* [Directions for this task]:
Write out each line that follows exactly as it stands, without the pictures.

═════ Recorded information

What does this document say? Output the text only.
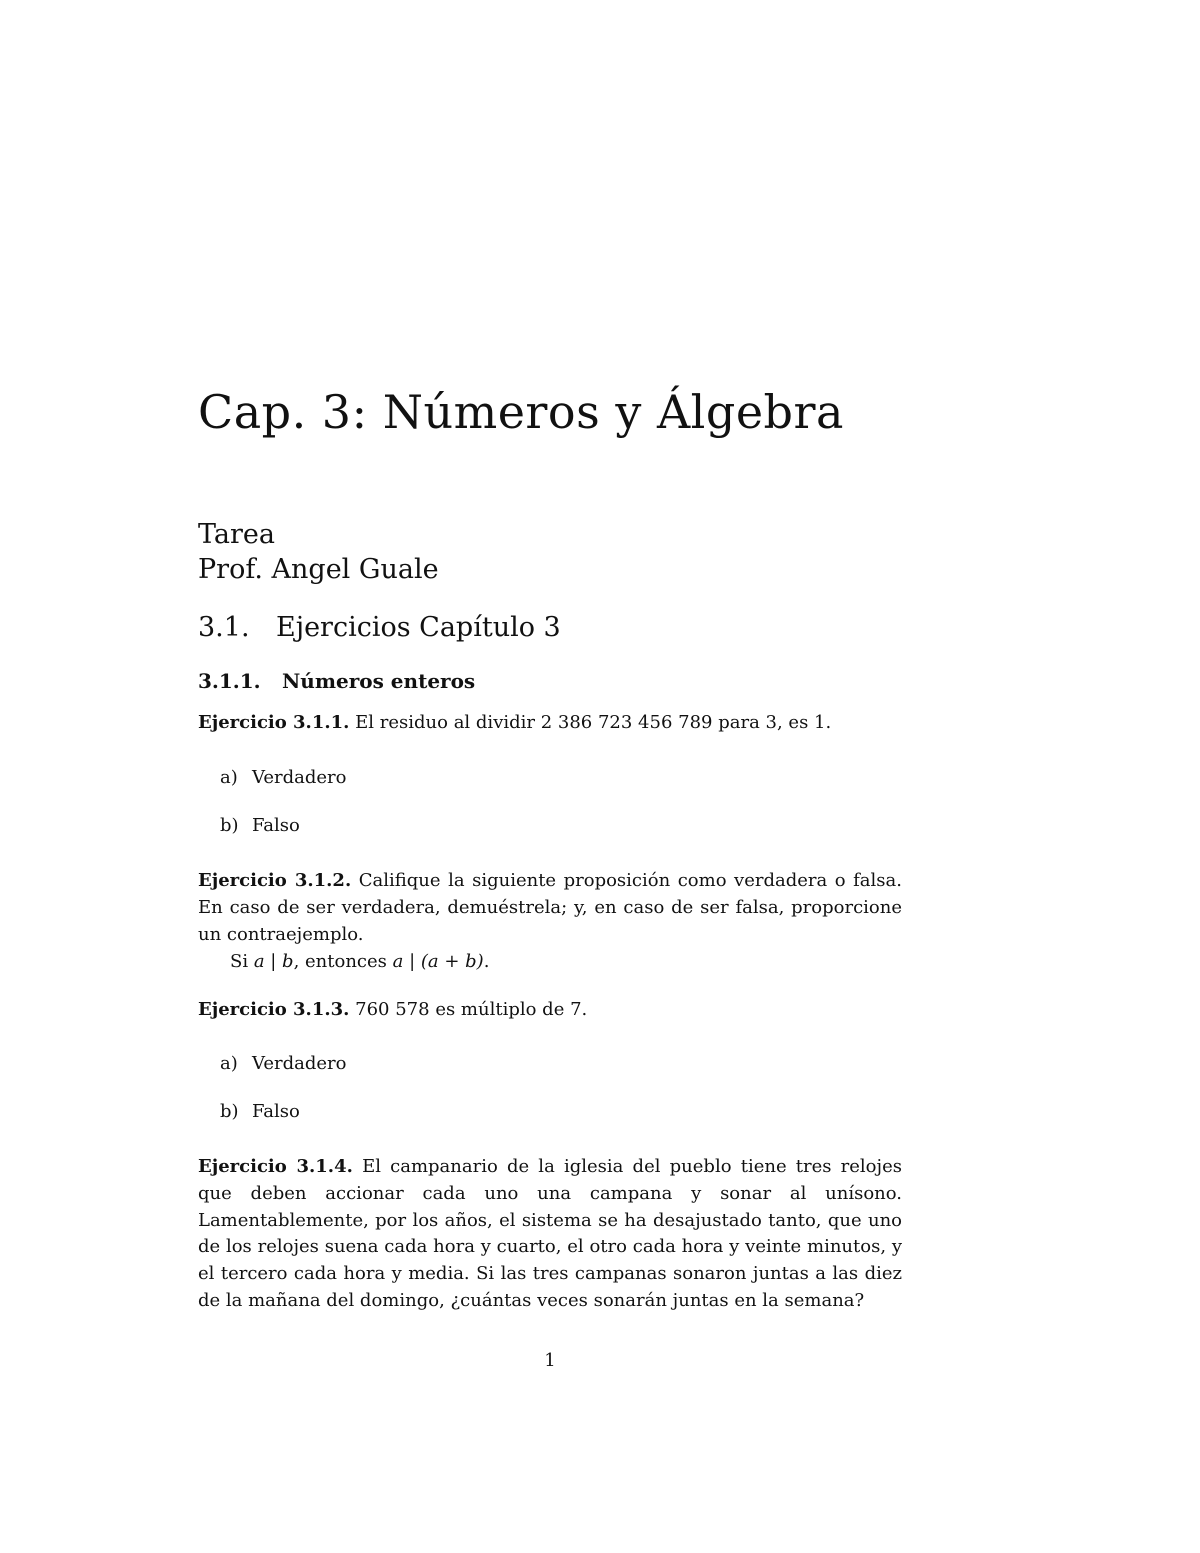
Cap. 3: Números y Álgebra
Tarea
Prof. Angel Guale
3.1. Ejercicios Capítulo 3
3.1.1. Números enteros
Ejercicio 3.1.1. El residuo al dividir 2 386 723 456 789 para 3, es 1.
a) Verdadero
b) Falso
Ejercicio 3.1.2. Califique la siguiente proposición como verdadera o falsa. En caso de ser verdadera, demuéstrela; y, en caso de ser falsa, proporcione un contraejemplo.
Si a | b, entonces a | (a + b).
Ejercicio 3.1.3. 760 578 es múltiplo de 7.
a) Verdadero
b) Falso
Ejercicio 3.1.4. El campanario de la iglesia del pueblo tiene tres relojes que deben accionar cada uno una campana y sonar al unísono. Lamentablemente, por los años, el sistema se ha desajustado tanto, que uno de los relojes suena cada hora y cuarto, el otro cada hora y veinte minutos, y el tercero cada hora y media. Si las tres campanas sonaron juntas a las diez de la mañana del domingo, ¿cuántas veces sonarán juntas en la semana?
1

══════════

* [Response below]:
What does this document say? Output the text only.
Cap. 3: Números y Álgebra
Tarea
Prof. Angel Guale
3.1. Ejercicios Capítulo 3
3.1.1. Números enteros
Ejercicio 3.1.1. El residuo al dividir 2 386 723 456 789 para 3, es 1.
a) Verdadero
b) Falso
Ejercicio 3.1.2. Califique la siguiente proposición como verdadera o falsa. En caso de ser verdadera, demuéstrela; y, en caso de ser falsa, proporcione un contraejemplo.
Si a | b, entonces a | (a + b).
Ejercicio 3.1.3. 760 578 es múltiplo de 7.
a) Verdadero
b) Falso
Ejercicio 3.1.4. El campanario de la iglesia del pueblo tiene tres relojes que deben accionar cada uno una campana y sonar al unísono. Lamentablemente, por los años, el sistema se ha desajustado tanto, que uno de los relojes suena cada hora y cuarto, el otro cada hora y veinte minutos, y el tercero cada hora y media. Si las tres campanas sonaron juntas a las diez de la mañana del domingo, ¿cuántas veces sonarán juntas en la semana?
1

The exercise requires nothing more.